Exercise
List every line of the material below that contains the string "marker", treating uppercase and lowercase letters as distinct.

Given data
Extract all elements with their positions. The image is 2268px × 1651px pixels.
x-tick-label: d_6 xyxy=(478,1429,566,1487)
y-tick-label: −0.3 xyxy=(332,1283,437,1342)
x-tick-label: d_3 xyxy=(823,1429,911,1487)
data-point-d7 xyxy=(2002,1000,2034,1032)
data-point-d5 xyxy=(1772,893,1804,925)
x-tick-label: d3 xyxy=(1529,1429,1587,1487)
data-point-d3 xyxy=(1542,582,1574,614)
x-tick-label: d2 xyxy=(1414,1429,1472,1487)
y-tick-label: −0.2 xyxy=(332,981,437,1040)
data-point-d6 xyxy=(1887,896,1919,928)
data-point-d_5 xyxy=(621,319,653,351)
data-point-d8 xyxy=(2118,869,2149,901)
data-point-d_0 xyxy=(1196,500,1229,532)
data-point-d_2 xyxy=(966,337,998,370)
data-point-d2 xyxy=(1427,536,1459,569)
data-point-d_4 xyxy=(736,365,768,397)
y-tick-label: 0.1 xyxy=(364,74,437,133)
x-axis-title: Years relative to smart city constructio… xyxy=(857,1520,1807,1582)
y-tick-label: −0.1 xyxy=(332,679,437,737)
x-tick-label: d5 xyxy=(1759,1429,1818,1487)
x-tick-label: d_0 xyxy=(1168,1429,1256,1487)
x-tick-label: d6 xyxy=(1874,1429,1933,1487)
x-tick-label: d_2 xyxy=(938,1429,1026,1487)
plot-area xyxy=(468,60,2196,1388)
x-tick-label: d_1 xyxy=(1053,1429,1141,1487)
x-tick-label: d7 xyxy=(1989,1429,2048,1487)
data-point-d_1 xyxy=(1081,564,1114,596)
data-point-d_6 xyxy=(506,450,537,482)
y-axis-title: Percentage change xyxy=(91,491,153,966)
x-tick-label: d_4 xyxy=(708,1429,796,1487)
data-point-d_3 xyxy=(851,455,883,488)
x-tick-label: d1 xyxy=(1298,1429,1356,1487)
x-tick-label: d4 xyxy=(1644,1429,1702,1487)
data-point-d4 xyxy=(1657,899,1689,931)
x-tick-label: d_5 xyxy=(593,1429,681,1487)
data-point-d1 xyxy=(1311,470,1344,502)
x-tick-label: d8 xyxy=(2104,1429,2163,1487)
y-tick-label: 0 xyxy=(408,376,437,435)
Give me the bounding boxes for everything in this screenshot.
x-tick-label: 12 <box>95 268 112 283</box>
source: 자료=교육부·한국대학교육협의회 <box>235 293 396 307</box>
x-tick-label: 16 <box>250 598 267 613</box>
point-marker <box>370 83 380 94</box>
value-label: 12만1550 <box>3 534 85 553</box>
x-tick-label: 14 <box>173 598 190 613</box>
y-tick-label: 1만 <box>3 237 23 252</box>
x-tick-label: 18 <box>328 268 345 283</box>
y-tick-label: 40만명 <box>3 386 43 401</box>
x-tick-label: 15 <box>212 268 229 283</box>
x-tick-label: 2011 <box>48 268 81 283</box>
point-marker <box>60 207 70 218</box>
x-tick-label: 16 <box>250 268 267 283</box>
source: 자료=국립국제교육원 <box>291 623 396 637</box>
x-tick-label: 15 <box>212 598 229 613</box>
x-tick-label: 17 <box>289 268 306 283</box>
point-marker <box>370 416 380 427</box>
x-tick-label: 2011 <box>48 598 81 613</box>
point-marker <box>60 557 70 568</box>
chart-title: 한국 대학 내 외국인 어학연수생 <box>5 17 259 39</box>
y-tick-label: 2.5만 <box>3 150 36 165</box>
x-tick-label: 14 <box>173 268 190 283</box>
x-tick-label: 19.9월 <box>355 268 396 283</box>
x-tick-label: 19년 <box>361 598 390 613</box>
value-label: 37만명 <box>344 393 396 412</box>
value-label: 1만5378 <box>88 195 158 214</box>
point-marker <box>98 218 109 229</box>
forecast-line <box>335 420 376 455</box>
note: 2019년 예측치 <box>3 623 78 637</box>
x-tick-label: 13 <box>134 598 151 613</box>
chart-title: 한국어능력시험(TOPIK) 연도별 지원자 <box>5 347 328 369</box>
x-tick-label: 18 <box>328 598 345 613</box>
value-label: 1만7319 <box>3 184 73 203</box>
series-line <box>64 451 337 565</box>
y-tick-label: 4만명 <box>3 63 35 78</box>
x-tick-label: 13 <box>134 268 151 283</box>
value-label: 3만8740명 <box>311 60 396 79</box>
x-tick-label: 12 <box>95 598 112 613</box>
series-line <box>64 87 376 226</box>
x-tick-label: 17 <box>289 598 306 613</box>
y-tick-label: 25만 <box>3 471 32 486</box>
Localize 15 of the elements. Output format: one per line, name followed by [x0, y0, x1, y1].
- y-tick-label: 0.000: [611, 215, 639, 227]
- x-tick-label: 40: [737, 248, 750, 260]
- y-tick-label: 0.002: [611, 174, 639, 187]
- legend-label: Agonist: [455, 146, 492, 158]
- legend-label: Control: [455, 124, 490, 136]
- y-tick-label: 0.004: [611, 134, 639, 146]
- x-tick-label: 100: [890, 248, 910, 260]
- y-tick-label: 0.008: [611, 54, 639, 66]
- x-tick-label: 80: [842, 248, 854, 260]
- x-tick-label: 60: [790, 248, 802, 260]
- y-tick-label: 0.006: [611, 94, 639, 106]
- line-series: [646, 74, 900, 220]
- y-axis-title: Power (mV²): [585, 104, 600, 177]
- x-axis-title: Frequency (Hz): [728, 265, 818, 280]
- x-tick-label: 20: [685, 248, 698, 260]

Exercise solution
point-marker <box>370 83 380 94</box>
point-marker <box>60 207 70 218</box>
point-marker <box>370 416 380 427</box>
point-marker <box>60 557 70 568</box>
point-marker <box>98 218 109 229</box>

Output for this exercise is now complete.